ZEITUNGSARTIKEL:
-------------------------
Bürgerversammlung in Waakirchen zur Flüchtlingsfrage
Eine große Lagerhalle in Marienstein könnte zur Unterkunft für 150 Flüchtlinge werden. Dagegen wehren sich nicht nur Anwohner, sondern auch Gemeindevertreter. Die Stimmung ist aufgeheizt. Eine Bürgerversammung soll helfen.
Marienstein – Vor Kurzem sind die ersten 19 Frauen, Männer und Kinder in die Flüchtlingsunterkunft im Gewerbegebiet Marienstein eingezogen. Um insgesamt 40 Plätze zu schaffen, wurde ein ehemaliges Verwaltungsgebäude umgebaut. Als die Pläne dazu im Sommer 2023 bekannt wurden, rief die Mariensteinerin Nina Hoffmann (43) mit anderen Anwohnern zum Widerstand auf. Es gab eine Online-Petition und erhitzte Info-Abende, allein rechtliche Hürden verhinderten den Start eines Bürgerbegehrens. Der Einsatz, glaubt Hoffmann, habe sich trotzdem gelohnt. Es sei dem Druck zu verdanken, dass hier keine jungen Männer, sondern Frauen, Kinder und Paare einquartiert wurden. Hoffmann hat sie besucht: „Das sind ganz liebe Leute. Mit denen haben wir keinen Stress.“
„Für unseren Ort ist das der Wahnsinn“
Was ihr jetzt Angst macht, ist die Aussicht, dass die Lagerhalle gegenüber zur Unterkunft für 150 Geflüchtete wird. Wie berichtet, hat der Landkreis den bei der Gemeinde gestellten Nutzungsantrag wieder zurückgezogen, nachdem er im Rathaus auf heftigen Widerstand stieß. Es laufen Gespräche zwischen Gemeinde und Landratsamt zur Schaffung einer Alternative. Erste Vorschläge der Kommune überzeugten nicht, weil sie keine schnelle Lösung bieten. Die Halle bleibt im Fokus. „Für unseren Ort ist das der Wahnsinn“, sagt Hoffmann. Mit ihren Mitstreitern hatte sie Anfang der Woche zu einem Treff im Feuerwehrhaus eingeladen. Die Initiative legte Umfragebögen aus und sammelte Unterschriften, um eine Bürgerversammlung zu erzwingen. Dass Rathaus-Chef Norbert Kerkel versichert, die Belegung der Halle mit allen Mitteln verhindern zu wollen, ändert nichts an der Forderung nach persönlichem Dialog. „Die Stimmung im Ort ist aufgeheizt“, erklärt Hoffmann. Die Bürger fühlten sich nicht gehört, ihnen fehle die Transparenz.
-------------------------
AUFGABENLISTE:
a – Benenne im Zeitungsartikel zur Flüchtlingsfrage in Waakirchen "Lagerhalle" in "Werkshalle" um und gib den Abschnitt von "Bürgerversammlung in Waakirchen" bis "Bürgerversammung soll helfen." wieder.
b – Setze den Zeitungsartikel zur Flüchtlingsfrage in Waakirchen im Anschluss an seinen letzten Satz fort.
Das Material hat mit dem Zeitungsartikel nichts zu tun.

QUELLDATEN:
-------------------------
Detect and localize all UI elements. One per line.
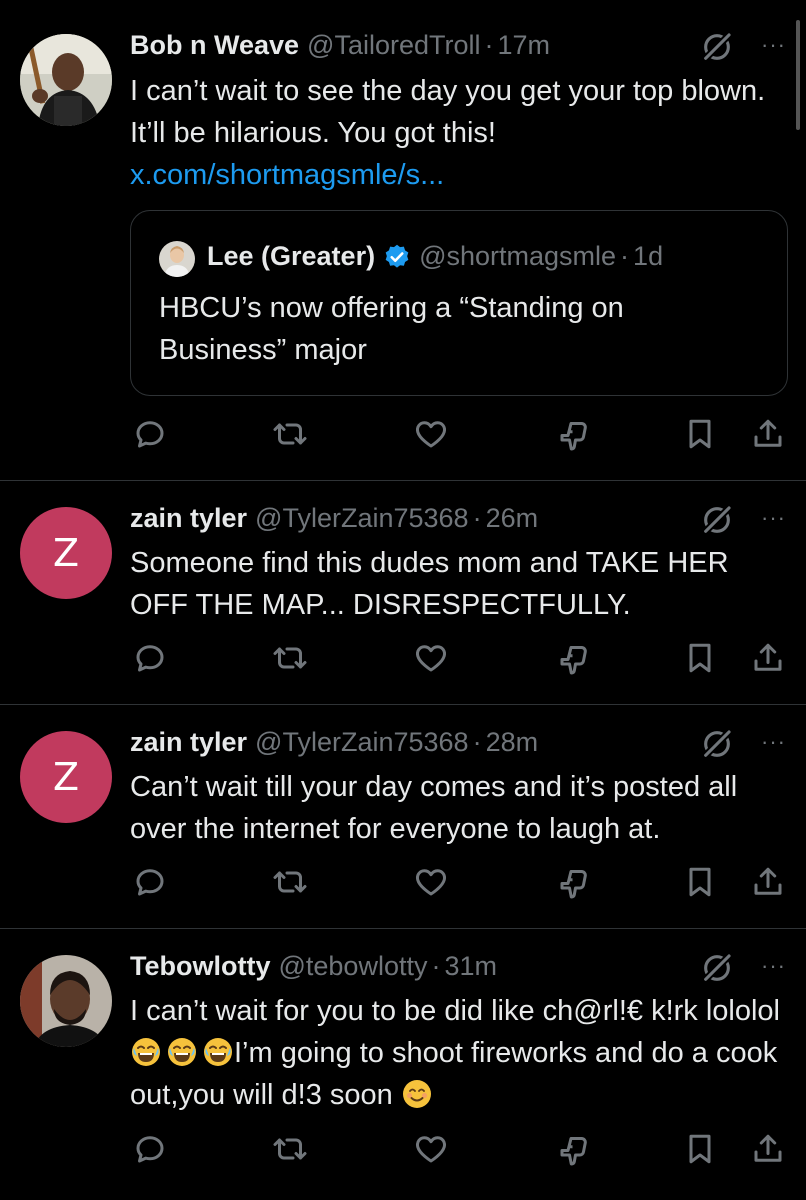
-------------------------
LÖSUNGEN:
a –
Bürgerversammlung in Waakirchen zur Flüchtlingsfrage
Eine große Werkshalle in Marienstein könnte zur Unterkunft für 150 Flüchtlinge werden. Dagegen wehren sich nicht nur Anwohner, sondern auch Gemeindevertreter. Die Stimmung ist aufgeheizt. Eine Bürgerversammung soll helfen.

b –
Bürgermeister will bei Versammlung Fakten präsentieren können
Den Wunsch nach einer Bürgerversammlung erfüllt Kerkel, unabhängig von der Zahl der Unterschriften: „Aber wir brauchen etwas Vorlauf.“ Er wolle Fakten präsentieren können. Doch noch haben die Gespräche zwischen Landkreis und Gemeinde zu keinen Ergebnissen geführt. Es ist kein Geheimnis, dass die Kommune auf nachhaltige Lösungen nach dem Vorbild ihres Schaftlacher Modells dringt. 2016 hatte das Kommunalunternehmen in zwei Häusern Gemeinde-Wohnungen geschaffen, die zehn Jahre lang als Flüchtlingsunterkünfte dienen. Der Landkreis wiederum drängt angesichts der verzweifelten Lage auf eine sehr schnelle Lösung für die Unterbringung möglichst vieler Flüchtlinge. Wie schwierig die Situation ist, hat Landrat Olaf von Löwis jetzt auch in einem Brandbrief an das Innenministerium deutlich gemacht.
Halle mit Fußbodenheizung und WLAN
Um dem Notstand abzuhelfen, hatte die Behörde bei Hallen-Eigentümer Franz Haslberger angefragt, ob er das leer stehende Gebäude als Unterkunft zur Verfügung stellen würde. Dass dies keine Ideallösung darstellt, ist den Verantwortlichen im Landratsamt bewusst. Aber immerhin, meint ein Sprecher des Landratsamts, handle es sich bei der Halle um einen Neubau mit Fußbodenheizung und WLAN. Und immer wieder rollten neue Busse voller Flüchtlinge an, die der Landkreis im Auftrag der Regierung von Oberbayern unterzubringen habe.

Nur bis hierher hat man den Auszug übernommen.